─── Records for the exercise

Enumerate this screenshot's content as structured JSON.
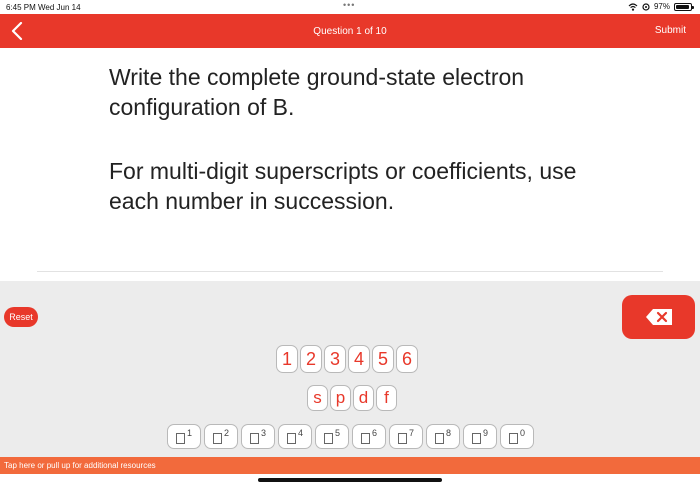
{
  "status_bar": {
    "time": "6:45 PM  Wed Jun 14",
    "dots": "•••",
    "battery": "97%",
    "icons": [
      "wifi-icon",
      "location-icon",
      "battery-icon"
    ]
  },
  "nav": {
    "title": "Question 1 of 10",
    "submit_label": "Submit",
    "back_icon": "chevron-left-icon"
  },
  "question": {
    "prompt": "Write the complete ground-state electron configuration of B.",
    "instruction": "For multi-digit superscripts or coefficients, use each number in succession."
  },
  "keyboard": {
    "reset_label": "Reset",
    "backspace_icon": "backspace-icon",
    "digits": [
      "1",
      "2",
      "3",
      "4",
      "5",
      "6"
    ],
    "orbitals": [
      "s",
      "p",
      "d",
      "f"
    ],
    "superscripts": [
      "1",
      "2",
      "3",
      "4",
      "5",
      "6",
      "7",
      "8",
      "9",
      "0"
    ]
  },
  "footer": {
    "resources_text": "Tap here or pull up for additional resources"
  },
  "colors": {
    "accent": "#e8382a",
    "resources_bar": "#f26a3c",
    "keyboard_bg": "#ececec"
  }
}
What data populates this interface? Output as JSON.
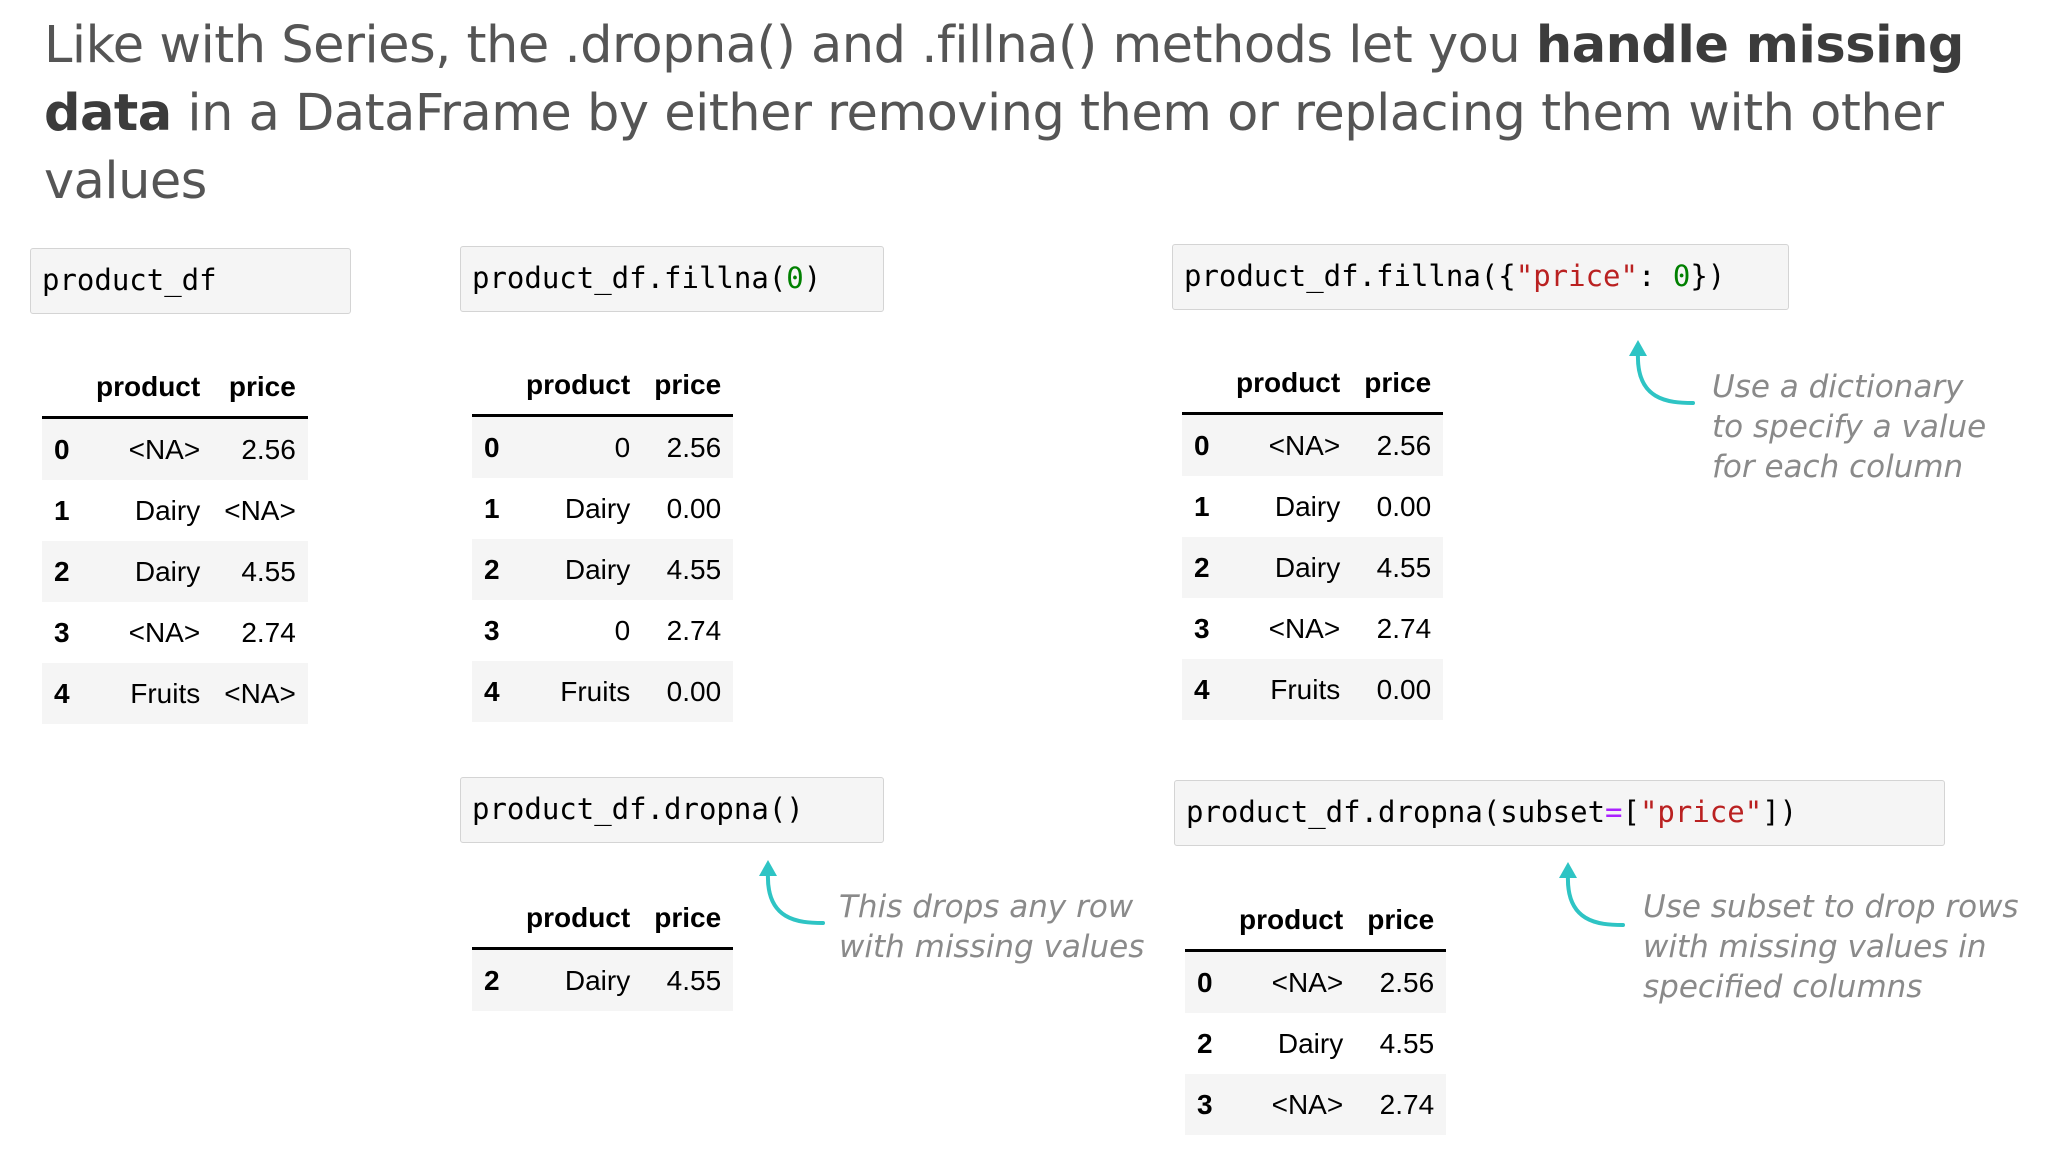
{
  "headline": {
    "lead": "Like with Series, the .dropna() and .fillna() methods let you ",
    "emphasis": "handle missing data",
    "rest": " in a DataFrame by either removing them or replacing them with other values"
  },
  "code": {
    "c1": [
      "product_df"
    ],
    "c2": [
      "product_df.fillna(",
      "0",
      ")"
    ],
    "c3": [
      "product_df.fillna({",
      "\"price\"",
      ": ",
      "0",
      "})"
    ],
    "c4": [
      "product_df.dropna()"
    ],
    "c5": [
      "product_df.dropna(subset",
      "=",
      "[",
      "\"price\"",
      "])"
    ]
  },
  "tables": {
    "t1": {
      "columns": [
        "product",
        "price"
      ],
      "rows": [
        {
          "index": "0",
          "product": "<NA>",
          "price": "2.56"
        },
        {
          "index": "1",
          "product": "Dairy",
          "price": "<NA>"
        },
        {
          "index": "2",
          "product": "Dairy",
          "price": "4.55"
        },
        {
          "index": "3",
          "product": "<NA>",
          "price": "2.74"
        },
        {
          "index": "4",
          "product": "Fruits",
          "price": "<NA>"
        }
      ]
    },
    "t2": {
      "columns": [
        "product",
        "price"
      ],
      "rows": [
        {
          "index": "0",
          "product": "0",
          "price": "2.56"
        },
        {
          "index": "1",
          "product": "Dairy",
          "price": "0.00"
        },
        {
          "index": "2",
          "product": "Dairy",
          "price": "4.55"
        },
        {
          "index": "3",
          "product": "0",
          "price": "2.74"
        },
        {
          "index": "4",
          "product": "Fruits",
          "price": "0.00"
        }
      ]
    },
    "t3": {
      "columns": [
        "product",
        "price"
      ],
      "rows": [
        {
          "index": "0",
          "product": "<NA>",
          "price": "2.56"
        },
        {
          "index": "1",
          "product": "Dairy",
          "price": "0.00"
        },
        {
          "index": "2",
          "product": "Dairy",
          "price": "4.55"
        },
        {
          "index": "3",
          "product": "<NA>",
          "price": "2.74"
        },
        {
          "index": "4",
          "product": "Fruits",
          "price": "0.00"
        }
      ]
    },
    "t4": {
      "columns": [
        "product",
        "price"
      ],
      "rows": [
        {
          "index": "2",
          "product": "Dairy",
          "price": "4.55"
        }
      ]
    },
    "t5": {
      "columns": [
        "product",
        "price"
      ],
      "rows": [
        {
          "index": "0",
          "product": "<NA>",
          "price": "2.56"
        },
        {
          "index": "2",
          "product": "Dairy",
          "price": "4.55"
        },
        {
          "index": "3",
          "product": "<NA>",
          "price": "2.74"
        }
      ]
    }
  },
  "notes": {
    "fillna_dict": [
      "Use a dictionary",
      "to specify a value",
      "for each column"
    ],
    "dropna": [
      "This drops any row",
      "with missing values"
    ],
    "dropna_subset": [
      "Use subset to drop rows",
      "with missing values in",
      "specified columns"
    ]
  },
  "colors": {
    "accent_arrow": "#2ec4c4",
    "string_literal": "#ba2121",
    "number_literal": "#008000",
    "operator": "#aa22ff",
    "headline_text": "#555555",
    "note_text": "#8a8a8a"
  }
}
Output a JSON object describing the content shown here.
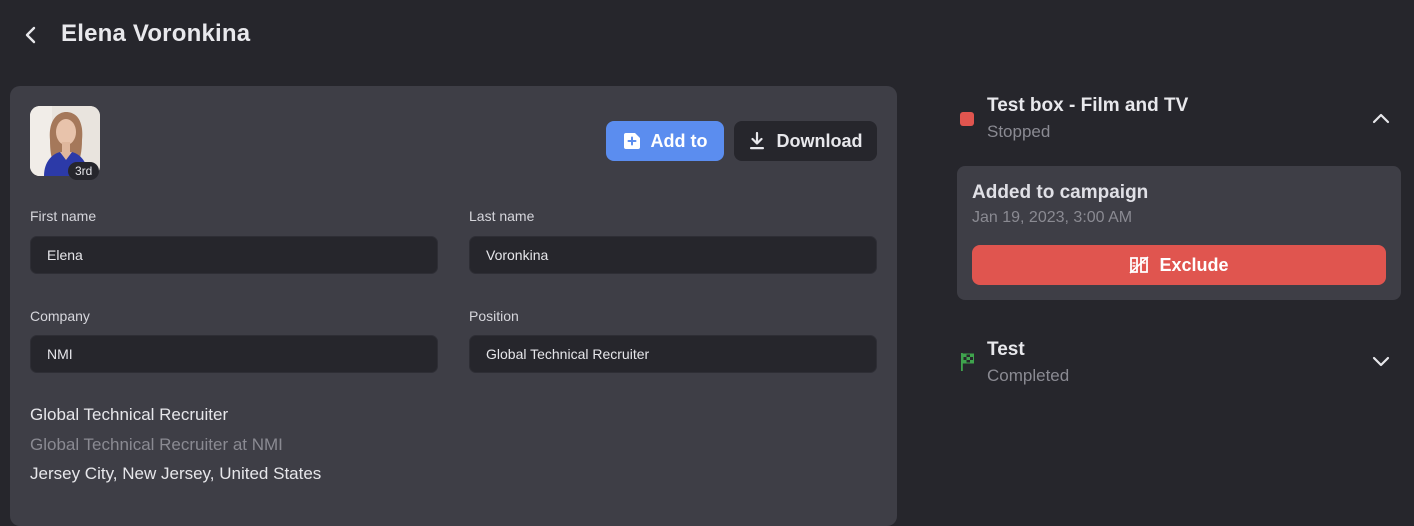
{
  "header": {
    "title": "Elena Voronkina"
  },
  "profile": {
    "degree_badge": "3rd",
    "add_to_label": "Add to",
    "download_label": "Download",
    "fields": {
      "first_name_label": "First name",
      "first_name_value": "Elena",
      "last_name_label": "Last name",
      "last_name_value": "Voronkina",
      "company_label": "Company",
      "company_value": "NMI",
      "position_label": "Position",
      "position_value": "Global Technical Recruiter"
    },
    "headline": "Global Technical Recruiter",
    "headline_company": "Global Technical Recruiter at NMI",
    "location": "Jersey City, New Jersey, United States"
  },
  "campaigns": [
    {
      "title": "Test box - Film and TV",
      "status": "Stopped",
      "status_color": "#e0554f",
      "expanded": true,
      "details": {
        "event": "Added to campaign",
        "date": "Jan 19, 2023, 3:00 AM",
        "exclude_label": "Exclude"
      }
    },
    {
      "title": "Test",
      "status": "Completed",
      "status_color": "#3fa34d",
      "expanded": false
    }
  ],
  "colors": {
    "background": "#26262c",
    "card": "#3e3e46",
    "accent_blue": "#5b8def",
    "danger_red": "#e0554f",
    "success_green": "#3fa34d"
  },
  "icons": [
    "back-arrow-icon",
    "add-to-icon",
    "download-icon",
    "chevron-up-icon",
    "exclude-icon",
    "finish-flag-icon",
    "chevron-down-icon"
  ]
}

──────

Task directions: From start to finish, output the listing exactly, but omit its pictures.

Full answer:
Enumerate this screenshot's content as structured JSON.
{
  "status_bar": {
    "time": "6:45 PM  Wed Jun 14",
    "dots": "•••",
    "battery": "97%",
    "icons": [
      "wifi-icon",
      "location-icon",
      "battery-icon"
    ]
  },
  "nav": {
    "title": "Question 1 of 10",
    "submit_label": "Submit",
    "back_icon": "chevron-left-icon"
  },
  "question": {
    "prompt": "Write the complete ground-state electron configuration of B.",
    "instruction": "For multi-digit superscripts or coefficients, use each number in succession."
  },
  "keyboard": {
    "reset_label": "Reset",
    "backspace_icon": "backspace-icon",
    "digits": [
      "1",
      "2",
      "3",
      "4",
      "5",
      "6"
    ],
    "orbitals": [
      "s",
      "p",
      "d",
      "f"
    ],
    "superscripts": [
      "1",
      "2",
      "3",
      "4",
      "5",
      "6",
      "7",
      "8",
      "9",
      "0"
    ]
  },
  "footer": {
    "resources_text": "Tap here or pull up for additional resources"
  },
  "colors": {
    "accent": "#e8382a",
    "resources_bar": "#f26a3c",
    "keyboard_bg": "#ececec"
  }
}
What data populates this interface? Output as JSON.
{
  "headline": {
    "lead": "Like with Series, the .dropna() and .fillna() methods let you ",
    "emphasis": "handle missing data",
    "rest": " in a DataFrame by either removing them or replacing them with other values"
  },
  "code": {
    "c1": [
      "product_df"
    ],
    "c2": [
      "product_df.fillna(",
      "0",
      ")"
    ],
    "c3": [
      "product_df.fillna({",
      "\"price\"",
      ": ",
      "0",
      "})"
    ],
    "c4": [
      "product_df.dropna()"
    ],
    "c5": [
      "product_df.dropna(subset",
      "=",
      "[",
      "\"price\"",
      "])"
    ]
  },
  "tables": {
    "t1": {
      "columns": [
        "product",
        "price"
      ],
      "rows": [
        {
          "index": "0",
          "product": "<NA>",
          "price": "2.56"
        },
        {
          "index": "1",
          "product": "Dairy",
          "price": "<NA>"
        },
        {
          "index": "2",
          "product": "Dairy",
          "price": "4.55"
        },
        {
          "index": "3",
          "product": "<NA>",
          "price": "2.74"
        },
        {
          "index": "4",
          "product": "Fruits",
          "price": "<NA>"
        }
      ]
    },
    "t2": {
      "columns": [
        "product",
        "price"
      ],
      "rows": [
        {
          "index": "0",
          "product": "0",
          "price": "2.56"
        },
        {
          "index": "1",
          "product": "Dairy",
          "price": "0.00"
        },
        {
          "index": "2",
          "product": "Dairy",
          "price": "4.55"
        },
        {
          "index": "3",
          "product": "0",
          "price": "2.74"
        },
        {
          "index": "4",
          "product": "Fruits",
          "price": "0.00"
        }
      ]
    },
    "t3": {
      "columns": [
        "product",
        "price"
      ],
      "rows": [
        {
          "index": "0",
          "product": "<NA>",
          "price": "2.56"
        },
        {
          "index": "1",
          "product": "Dairy",
          "price": "0.00"
        },
        {
          "index": "2",
          "product": "Dairy",
          "price": "4.55"
        },
        {
          "index": "3",
          "product": "<NA>",
          "price": "2.74"
        },
        {
          "index": "4",
          "product": "Fruits",
          "price": "0.00"
        }
      ]
    },
    "t4": {
      "columns": [
        "product",
        "price"
      ],
      "rows": [
        {
          "index": "2",
          "product": "Dairy",
          "price": "4.55"
        }
      ]
    },
    "t5": {
      "columns": [
        "product",
        "price"
      ],
      "rows": [
        {
          "index": "0",
          "product": "<NA>",
          "price": "2.56"
        },
        {
          "index": "2",
          "product": "Dairy",
          "price": "4.55"
        },
        {
          "index": "3",
          "product": "<NA>",
          "price": "2.74"
        }
      ]
    }
  },
  "notes": {
    "fillna_dict": [
      "Use a dictionary",
      "to specify a value",
      "for each column"
    ],
    "dropna": [
      "This drops any row",
      "with missing values"
    ],
    "dropna_subset": [
      "Use subset to drop rows",
      "with missing values in",
      "specified columns"
    ]
  },
  "colors": {
    "accent_arrow": "#2ec4c4",
    "string_literal": "#ba2121",
    "number_literal": "#008000",
    "operator": "#aa22ff",
    "headline_text": "#555555",
    "note_text": "#8a8a8a"
  }
}
Output a JSON object describing the content shown here.
{
  "header": {
    "title": "Elena Voronkina"
  },
  "profile": {
    "degree_badge": "3rd",
    "add_to_label": "Add to",
    "download_label": "Download",
    "fields": {
      "first_name_label": "First name",
      "first_name_value": "Elena",
      "last_name_label": "Last name",
      "last_name_value": "Voronkina",
      "company_label": "Company",
      "company_value": "NMI",
      "position_label": "Position",
      "position_value": "Global Technical Recruiter"
    },
    "headline": "Global Technical Recruiter",
    "headline_company": "Global Technical Recruiter at NMI",
    "location": "Jersey City, New Jersey, United States"
  },
  "campaigns": [
    {
      "title": "Test box - Film and TV",
      "status": "Stopped",
      "status_color": "#e0554f",
      "expanded": true,
      "details": {
        "event": "Added to campaign",
        "date": "Jan 19, 2023, 3:00 AM",
        "exclude_label": "Exclude"
      }
    },
    {
      "title": "Test",
      "status": "Completed",
      "status_color": "#3fa34d",
      "expanded": false
    }
  ],
  "colors": {
    "background": "#26262c",
    "card": "#3e3e46",
    "accent_blue": "#5b8def",
    "danger_red": "#e0554f",
    "success_green": "#3fa34d"
  },
  "icons": [
    "back-arrow-icon",
    "add-to-icon",
    "download-icon",
    "chevron-up-icon",
    "exclude-icon",
    "finish-flag-icon",
    "chevron-down-icon"
  ]
}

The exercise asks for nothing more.